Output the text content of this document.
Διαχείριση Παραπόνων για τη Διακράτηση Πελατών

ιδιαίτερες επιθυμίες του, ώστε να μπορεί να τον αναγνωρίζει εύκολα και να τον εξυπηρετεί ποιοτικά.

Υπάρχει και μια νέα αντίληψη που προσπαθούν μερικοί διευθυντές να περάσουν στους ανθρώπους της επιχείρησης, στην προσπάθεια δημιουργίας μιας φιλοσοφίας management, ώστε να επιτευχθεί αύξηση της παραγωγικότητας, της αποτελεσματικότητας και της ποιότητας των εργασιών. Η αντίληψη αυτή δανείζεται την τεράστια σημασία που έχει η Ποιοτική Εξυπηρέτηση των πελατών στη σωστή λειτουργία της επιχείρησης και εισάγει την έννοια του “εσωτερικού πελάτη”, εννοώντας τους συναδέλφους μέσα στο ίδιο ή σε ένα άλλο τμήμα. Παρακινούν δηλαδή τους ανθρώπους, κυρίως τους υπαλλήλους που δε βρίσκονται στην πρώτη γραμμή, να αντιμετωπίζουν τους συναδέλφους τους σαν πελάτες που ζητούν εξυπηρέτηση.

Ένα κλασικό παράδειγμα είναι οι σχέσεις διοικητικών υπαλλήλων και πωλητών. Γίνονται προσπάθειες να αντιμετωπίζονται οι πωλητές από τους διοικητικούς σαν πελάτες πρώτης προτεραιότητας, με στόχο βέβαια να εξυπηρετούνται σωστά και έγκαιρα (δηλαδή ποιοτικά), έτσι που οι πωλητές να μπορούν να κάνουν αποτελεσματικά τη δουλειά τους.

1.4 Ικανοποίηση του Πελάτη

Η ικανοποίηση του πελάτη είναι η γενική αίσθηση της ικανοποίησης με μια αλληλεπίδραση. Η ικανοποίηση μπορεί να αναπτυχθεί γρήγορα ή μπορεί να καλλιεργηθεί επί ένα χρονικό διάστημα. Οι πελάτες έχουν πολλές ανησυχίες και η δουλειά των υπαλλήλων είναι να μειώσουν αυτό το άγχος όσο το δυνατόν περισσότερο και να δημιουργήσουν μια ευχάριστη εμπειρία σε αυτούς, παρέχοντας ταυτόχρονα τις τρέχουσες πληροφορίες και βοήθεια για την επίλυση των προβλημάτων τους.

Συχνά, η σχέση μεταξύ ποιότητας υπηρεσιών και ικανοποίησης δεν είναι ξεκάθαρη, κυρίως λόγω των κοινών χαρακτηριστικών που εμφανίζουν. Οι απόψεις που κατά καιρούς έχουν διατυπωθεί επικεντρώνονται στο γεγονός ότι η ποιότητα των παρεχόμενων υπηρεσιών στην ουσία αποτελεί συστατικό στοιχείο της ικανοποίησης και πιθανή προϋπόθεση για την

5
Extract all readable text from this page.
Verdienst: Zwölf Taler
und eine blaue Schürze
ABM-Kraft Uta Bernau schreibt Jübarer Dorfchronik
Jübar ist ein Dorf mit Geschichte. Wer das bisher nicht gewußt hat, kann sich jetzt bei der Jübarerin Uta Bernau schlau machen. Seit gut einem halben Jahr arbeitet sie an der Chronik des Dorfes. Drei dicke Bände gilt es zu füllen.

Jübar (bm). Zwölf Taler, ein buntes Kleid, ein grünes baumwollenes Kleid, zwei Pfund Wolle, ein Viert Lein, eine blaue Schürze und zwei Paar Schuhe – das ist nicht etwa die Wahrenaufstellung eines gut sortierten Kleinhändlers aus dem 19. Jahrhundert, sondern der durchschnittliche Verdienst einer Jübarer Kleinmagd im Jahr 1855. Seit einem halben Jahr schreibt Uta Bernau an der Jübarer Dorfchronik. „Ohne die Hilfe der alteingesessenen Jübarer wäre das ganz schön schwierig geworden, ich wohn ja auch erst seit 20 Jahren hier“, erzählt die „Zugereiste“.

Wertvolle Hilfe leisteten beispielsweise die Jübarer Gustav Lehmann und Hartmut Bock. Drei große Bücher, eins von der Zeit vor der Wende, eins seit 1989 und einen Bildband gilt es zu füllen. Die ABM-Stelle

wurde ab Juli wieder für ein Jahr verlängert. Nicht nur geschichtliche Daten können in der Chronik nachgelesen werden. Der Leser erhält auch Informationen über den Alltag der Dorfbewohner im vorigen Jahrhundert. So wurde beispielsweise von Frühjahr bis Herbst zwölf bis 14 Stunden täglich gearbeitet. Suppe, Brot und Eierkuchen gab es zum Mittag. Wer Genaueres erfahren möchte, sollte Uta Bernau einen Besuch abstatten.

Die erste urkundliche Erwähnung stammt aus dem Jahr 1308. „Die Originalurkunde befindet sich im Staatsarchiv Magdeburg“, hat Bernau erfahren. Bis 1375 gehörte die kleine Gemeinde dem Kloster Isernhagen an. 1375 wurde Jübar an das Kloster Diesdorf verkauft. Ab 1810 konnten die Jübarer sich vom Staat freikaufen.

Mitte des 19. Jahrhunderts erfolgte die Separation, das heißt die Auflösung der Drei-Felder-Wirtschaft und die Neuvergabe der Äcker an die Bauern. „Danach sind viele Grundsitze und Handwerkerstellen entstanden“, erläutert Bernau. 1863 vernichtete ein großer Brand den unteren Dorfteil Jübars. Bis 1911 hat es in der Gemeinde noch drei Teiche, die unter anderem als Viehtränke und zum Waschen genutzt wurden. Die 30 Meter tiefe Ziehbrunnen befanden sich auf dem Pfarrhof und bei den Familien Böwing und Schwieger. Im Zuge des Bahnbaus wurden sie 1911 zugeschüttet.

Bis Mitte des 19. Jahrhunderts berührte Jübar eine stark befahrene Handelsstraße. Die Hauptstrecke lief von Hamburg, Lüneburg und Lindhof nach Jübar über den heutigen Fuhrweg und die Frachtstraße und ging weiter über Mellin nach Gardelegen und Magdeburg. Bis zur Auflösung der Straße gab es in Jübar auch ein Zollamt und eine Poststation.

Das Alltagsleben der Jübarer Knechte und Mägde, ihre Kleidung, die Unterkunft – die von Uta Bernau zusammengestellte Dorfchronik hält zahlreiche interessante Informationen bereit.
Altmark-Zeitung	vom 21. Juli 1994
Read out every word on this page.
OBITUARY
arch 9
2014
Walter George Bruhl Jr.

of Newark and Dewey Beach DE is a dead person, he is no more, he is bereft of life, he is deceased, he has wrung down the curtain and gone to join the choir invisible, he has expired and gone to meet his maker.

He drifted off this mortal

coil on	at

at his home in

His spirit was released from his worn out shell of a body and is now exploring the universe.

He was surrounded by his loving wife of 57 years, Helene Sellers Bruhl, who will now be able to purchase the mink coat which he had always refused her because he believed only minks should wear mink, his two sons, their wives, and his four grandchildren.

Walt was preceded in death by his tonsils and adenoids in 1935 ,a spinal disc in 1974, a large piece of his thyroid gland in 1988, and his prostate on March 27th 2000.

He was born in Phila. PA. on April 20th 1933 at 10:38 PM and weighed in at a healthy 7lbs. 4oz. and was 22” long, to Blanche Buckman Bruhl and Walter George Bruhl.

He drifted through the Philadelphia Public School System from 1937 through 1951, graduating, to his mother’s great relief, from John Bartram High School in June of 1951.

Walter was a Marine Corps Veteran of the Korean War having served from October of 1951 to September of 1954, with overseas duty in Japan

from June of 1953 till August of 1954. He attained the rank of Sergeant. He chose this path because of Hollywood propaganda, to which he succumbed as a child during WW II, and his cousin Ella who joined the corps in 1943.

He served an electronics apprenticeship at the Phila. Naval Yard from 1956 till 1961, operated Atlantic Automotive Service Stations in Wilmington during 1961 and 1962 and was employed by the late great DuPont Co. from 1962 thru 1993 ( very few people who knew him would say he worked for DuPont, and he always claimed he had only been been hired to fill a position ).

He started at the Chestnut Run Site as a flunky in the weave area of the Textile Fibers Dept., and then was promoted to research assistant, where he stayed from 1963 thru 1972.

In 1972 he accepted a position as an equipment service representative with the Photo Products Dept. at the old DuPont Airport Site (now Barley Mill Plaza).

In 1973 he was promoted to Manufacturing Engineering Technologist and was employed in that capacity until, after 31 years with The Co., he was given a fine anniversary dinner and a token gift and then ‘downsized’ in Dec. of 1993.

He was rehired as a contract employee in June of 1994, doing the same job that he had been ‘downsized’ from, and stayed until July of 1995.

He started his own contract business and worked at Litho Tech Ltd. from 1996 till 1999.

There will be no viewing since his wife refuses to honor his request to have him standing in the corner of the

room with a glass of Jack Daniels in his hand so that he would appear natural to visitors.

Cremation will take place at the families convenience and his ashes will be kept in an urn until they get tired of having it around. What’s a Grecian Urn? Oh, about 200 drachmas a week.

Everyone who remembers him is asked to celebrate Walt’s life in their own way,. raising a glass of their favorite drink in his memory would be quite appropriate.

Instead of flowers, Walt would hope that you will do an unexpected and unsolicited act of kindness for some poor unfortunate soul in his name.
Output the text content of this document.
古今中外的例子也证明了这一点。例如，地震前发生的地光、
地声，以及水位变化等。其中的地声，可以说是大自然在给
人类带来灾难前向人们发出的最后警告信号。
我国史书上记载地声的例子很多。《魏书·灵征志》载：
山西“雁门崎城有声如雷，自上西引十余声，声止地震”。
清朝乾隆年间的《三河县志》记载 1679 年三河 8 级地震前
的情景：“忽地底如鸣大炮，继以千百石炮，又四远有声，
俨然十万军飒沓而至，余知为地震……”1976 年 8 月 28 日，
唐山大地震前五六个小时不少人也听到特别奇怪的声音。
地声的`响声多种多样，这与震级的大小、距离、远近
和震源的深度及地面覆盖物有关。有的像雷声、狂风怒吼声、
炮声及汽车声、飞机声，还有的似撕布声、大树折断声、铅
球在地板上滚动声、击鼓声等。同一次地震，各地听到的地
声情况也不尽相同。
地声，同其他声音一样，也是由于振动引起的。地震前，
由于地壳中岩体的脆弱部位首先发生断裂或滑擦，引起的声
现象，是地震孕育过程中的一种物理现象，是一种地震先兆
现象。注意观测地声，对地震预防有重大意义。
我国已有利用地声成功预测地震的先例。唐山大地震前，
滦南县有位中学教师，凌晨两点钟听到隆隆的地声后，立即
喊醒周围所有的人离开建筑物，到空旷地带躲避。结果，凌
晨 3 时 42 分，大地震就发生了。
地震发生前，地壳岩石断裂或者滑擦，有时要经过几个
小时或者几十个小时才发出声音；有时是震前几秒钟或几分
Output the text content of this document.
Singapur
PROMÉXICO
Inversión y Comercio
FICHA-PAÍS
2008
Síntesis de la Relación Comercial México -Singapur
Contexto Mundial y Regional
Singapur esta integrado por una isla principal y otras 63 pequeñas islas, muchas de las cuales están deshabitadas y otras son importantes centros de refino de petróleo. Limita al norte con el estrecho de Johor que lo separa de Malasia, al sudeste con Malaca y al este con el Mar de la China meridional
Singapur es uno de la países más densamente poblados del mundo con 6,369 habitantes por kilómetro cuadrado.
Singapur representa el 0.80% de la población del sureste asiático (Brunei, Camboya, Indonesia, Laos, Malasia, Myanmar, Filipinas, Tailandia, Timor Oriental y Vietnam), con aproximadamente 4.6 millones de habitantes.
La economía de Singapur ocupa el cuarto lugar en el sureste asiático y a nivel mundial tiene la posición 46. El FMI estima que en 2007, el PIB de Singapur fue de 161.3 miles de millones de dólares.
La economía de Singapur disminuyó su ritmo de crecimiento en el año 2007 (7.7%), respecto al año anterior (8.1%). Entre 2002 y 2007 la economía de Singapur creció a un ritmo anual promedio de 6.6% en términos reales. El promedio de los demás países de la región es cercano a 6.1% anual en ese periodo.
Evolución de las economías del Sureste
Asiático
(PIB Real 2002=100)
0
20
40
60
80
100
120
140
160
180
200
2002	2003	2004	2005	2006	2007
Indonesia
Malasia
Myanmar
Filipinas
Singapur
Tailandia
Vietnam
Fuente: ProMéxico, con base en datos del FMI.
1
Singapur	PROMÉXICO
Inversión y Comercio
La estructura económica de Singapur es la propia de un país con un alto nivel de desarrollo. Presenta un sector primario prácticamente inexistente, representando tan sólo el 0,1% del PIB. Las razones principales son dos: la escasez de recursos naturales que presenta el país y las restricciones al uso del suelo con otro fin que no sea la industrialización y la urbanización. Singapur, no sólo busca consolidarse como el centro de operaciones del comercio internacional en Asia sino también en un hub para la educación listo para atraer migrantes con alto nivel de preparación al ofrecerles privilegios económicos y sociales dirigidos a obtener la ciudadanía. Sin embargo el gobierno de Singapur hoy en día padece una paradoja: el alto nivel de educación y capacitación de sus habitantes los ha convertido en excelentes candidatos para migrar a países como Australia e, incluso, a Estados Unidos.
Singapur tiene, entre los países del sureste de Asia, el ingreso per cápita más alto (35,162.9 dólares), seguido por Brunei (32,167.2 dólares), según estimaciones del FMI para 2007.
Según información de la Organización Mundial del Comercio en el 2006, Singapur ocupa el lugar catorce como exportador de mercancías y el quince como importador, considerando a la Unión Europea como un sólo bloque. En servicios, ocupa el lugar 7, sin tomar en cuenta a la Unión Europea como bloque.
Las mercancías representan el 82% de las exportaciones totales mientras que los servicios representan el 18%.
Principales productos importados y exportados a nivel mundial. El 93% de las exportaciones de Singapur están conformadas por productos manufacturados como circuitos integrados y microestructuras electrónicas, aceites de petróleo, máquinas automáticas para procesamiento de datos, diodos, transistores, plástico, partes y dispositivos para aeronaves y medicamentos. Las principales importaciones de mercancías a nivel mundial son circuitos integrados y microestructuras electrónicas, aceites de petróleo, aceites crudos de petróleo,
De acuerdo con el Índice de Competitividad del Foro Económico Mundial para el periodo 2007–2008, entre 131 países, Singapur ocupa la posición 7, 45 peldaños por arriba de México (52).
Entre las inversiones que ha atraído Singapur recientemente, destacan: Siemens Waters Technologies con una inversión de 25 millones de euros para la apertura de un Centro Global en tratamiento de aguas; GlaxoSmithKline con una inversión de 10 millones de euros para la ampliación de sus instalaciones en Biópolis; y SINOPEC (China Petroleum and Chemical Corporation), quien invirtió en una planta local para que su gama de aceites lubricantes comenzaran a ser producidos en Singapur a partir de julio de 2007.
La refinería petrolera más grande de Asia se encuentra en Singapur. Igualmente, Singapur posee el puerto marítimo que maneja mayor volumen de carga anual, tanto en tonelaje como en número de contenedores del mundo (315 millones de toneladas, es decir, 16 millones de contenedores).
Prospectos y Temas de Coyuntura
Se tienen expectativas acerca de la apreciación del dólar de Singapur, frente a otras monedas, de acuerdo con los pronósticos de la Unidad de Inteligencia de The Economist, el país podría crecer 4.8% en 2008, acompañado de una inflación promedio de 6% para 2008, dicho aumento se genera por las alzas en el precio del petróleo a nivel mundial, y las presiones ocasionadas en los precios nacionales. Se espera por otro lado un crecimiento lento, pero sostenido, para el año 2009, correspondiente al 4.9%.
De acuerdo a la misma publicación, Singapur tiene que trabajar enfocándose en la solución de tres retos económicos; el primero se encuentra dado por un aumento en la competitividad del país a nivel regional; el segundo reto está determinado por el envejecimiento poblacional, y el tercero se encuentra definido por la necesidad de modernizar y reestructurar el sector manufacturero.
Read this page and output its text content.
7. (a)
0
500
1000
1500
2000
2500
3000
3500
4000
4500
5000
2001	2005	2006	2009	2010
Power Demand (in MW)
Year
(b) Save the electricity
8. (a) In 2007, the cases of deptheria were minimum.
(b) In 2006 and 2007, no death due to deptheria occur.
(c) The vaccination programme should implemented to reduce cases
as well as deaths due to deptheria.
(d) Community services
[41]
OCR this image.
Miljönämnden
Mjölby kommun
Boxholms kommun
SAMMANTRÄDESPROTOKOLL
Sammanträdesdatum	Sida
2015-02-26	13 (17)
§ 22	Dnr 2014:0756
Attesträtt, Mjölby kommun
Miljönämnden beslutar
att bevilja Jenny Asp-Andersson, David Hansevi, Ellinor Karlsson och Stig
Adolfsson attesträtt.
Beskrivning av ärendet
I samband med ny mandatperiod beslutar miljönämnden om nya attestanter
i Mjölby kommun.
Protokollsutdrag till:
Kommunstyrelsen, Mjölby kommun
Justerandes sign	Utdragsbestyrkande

• **TO DO**:
Copy all lines from the material that include "kommun".

• **CORRECT OUTPUT**:
Mjölby kommun
Boxholms kommun
Attesträtt, Mjölby kommun
i Mjölby kommun.
Kommunstyrelsen, Mjölby kommun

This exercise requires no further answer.